_Directive_
Set down every record once more, exactly as given.

━━━━━━━━━━━━━━━━

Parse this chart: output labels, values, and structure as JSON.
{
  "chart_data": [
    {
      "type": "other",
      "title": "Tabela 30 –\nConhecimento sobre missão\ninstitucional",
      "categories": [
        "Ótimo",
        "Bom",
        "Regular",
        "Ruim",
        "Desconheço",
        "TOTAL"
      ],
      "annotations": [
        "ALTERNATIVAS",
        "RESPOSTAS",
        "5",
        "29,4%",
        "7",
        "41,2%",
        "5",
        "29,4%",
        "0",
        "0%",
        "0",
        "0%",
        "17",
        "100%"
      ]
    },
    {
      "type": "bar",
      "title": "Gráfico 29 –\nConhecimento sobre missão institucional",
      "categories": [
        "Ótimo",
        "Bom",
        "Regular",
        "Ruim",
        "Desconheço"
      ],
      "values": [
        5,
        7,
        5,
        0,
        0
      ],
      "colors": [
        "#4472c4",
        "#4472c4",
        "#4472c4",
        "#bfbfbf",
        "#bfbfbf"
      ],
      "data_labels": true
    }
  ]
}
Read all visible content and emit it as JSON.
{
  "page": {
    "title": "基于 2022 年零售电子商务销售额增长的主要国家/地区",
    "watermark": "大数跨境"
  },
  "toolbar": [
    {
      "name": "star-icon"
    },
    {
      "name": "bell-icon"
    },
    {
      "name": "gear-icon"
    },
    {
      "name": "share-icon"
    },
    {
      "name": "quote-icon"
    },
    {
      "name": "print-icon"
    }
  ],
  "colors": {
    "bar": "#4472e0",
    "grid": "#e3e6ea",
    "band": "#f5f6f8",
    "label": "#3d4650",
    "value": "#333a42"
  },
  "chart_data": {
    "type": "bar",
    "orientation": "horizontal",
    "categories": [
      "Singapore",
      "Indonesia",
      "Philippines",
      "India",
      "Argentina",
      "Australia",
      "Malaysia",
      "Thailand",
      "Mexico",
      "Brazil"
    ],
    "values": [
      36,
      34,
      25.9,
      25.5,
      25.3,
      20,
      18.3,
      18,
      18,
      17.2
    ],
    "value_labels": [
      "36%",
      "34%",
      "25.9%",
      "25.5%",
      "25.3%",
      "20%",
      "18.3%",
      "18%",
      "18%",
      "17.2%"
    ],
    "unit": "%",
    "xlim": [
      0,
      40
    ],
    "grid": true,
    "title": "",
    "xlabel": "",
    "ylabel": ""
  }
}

━━━━━━━━━━━━━━━━

_Task answer_
Parse this chart: output labels, values, and structure as JSON.
{
  "chart_data": [
    {
      "type": "other",
      "title": "Tabela 30 –\nConhecimento sobre missão\ninstitucional",
      "categories": [
        "Ótimo",
        "Bom",
        "Regular",
        "Ruim",
        "Desconheço",
        "TOTAL"
      ],
      "annotations": [
        "ALTERNATIVAS",
        "RESPOSTAS",
        "5",
        "29,4%",
        "7",
        "41,2%",
        "5",
        "29,4%",
        "0",
        "0%",
        "0",
        "0%",
        "17",
        "100%"
      ]
    },
    {
      "type": "bar",
      "title": "Gráfico 29 –\nConhecimento sobre missão institucional",
      "categories": [
        "Ótimo",
        "Bom",
        "Regular",
        "Ruim",
        "Desconheço"
      ],
      "values": [
        5,
        7,
        5,
        0,
        0
      ],
      "colors": [
        "#4472c4",
        "#4472c4",
        "#4472c4",
        "#bfbfbf",
        "#bfbfbf"
      ],
      "data_labels": true
    }
  ]
}
Read all visible content and emit it as JSON.
{
  "page": {
    "title": "基于 2022 年零售电子商务销售额增长的主要国家/地区",
    "watermark": "大数跨境"
  },
  "toolbar": [
    {
      "name": "star-icon"
    },
    {
      "name": "bell-icon"
    },
    {
      "name": "gear-icon"
    },
    {
      "name": "share-icon"
    },
    {
      "name": "quote-icon"
    },
    {
      "name": "print-icon"
    }
  ],
  "colors": {
    "bar": "#4472e0",
    "grid": "#e3e6ea",
    "band": "#f5f6f8",
    "label": "#3d4650",
    "value": "#333a42"
  },
  "chart_data": {
    "type": "bar",
    "orientation": "horizontal",
    "categories": [
      "Singapore",
      "Indonesia",
      "Philippines",
      "India",
      "Argentina",
      "Australia",
      "Malaysia",
      "Thailand",
      "Mexico",
      "Brazil"
    ],
    "values": [
      36,
      34,
      25.9,
      25.5,
      25.3,
      20,
      18.3,
      18,
      18,
      17.2
    ],
    "value_labels": [
      "36%",
      "34%",
      "25.9%",
      "25.5%",
      "25.3%",
      "20%",
      "18.3%",
      "18%",
      "18%",
      "17.2%"
    ],
    "unit": "%",
    "xlim": [
      0,
      40
    ],
    "grid": true,
    "title": "",
    "xlabel": "",
    "ylabel": ""
  }
}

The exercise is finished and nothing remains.